----- GIVEN RECORDS

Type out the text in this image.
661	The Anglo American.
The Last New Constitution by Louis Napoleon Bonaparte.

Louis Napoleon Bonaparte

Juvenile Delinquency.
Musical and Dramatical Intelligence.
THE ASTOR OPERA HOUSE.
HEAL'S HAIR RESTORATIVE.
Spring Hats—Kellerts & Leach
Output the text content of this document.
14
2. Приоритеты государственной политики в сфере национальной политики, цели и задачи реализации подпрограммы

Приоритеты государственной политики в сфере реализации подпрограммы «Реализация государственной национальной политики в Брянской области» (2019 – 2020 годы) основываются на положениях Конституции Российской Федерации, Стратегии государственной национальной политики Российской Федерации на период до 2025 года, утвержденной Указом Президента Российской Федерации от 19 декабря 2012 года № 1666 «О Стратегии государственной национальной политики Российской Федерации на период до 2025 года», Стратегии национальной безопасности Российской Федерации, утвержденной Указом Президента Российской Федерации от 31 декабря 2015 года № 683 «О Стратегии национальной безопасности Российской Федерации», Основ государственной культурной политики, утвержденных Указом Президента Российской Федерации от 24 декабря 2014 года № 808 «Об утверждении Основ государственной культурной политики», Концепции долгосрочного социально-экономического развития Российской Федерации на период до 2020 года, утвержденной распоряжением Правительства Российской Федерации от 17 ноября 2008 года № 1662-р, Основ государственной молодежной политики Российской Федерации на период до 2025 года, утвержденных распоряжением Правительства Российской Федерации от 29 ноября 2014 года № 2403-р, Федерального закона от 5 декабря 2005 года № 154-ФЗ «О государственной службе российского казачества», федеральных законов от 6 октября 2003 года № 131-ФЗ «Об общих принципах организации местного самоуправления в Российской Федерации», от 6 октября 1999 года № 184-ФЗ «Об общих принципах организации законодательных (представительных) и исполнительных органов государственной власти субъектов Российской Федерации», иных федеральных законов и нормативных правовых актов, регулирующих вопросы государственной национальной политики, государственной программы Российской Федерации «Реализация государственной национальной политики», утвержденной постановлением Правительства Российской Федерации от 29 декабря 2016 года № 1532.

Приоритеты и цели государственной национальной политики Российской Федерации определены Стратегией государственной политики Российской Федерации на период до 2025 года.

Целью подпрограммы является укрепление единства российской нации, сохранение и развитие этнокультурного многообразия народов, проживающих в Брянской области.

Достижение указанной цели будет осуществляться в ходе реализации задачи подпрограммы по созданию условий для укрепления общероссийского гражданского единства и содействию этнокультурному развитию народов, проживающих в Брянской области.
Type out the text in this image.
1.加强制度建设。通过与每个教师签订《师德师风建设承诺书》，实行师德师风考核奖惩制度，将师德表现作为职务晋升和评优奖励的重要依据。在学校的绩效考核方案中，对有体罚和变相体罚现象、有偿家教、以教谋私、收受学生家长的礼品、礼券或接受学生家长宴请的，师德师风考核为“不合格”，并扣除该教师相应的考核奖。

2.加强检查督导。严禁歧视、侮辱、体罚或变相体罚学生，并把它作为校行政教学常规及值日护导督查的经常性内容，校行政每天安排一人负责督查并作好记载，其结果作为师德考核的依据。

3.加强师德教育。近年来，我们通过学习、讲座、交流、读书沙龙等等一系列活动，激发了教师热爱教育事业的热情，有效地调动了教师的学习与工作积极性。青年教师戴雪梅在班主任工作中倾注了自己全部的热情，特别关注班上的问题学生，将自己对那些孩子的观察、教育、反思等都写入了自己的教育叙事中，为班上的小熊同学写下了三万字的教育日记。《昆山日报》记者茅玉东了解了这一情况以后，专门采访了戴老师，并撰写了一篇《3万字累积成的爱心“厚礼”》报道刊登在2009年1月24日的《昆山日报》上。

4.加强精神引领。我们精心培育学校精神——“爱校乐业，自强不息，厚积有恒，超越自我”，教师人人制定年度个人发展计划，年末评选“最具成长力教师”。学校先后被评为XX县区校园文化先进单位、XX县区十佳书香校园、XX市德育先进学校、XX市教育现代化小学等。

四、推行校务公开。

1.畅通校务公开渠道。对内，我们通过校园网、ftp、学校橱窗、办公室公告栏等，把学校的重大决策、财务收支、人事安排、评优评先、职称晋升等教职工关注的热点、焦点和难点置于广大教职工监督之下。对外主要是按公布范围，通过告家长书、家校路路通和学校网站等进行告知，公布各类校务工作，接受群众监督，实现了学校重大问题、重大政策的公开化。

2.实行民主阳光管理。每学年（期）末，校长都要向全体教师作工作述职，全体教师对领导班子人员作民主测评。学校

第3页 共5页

----------

▸ **YOUR GOAL**
Working from the material above, state how many lines contain "Bonaparte"; give only the number.

▸ **WORKED SOLUTION**
2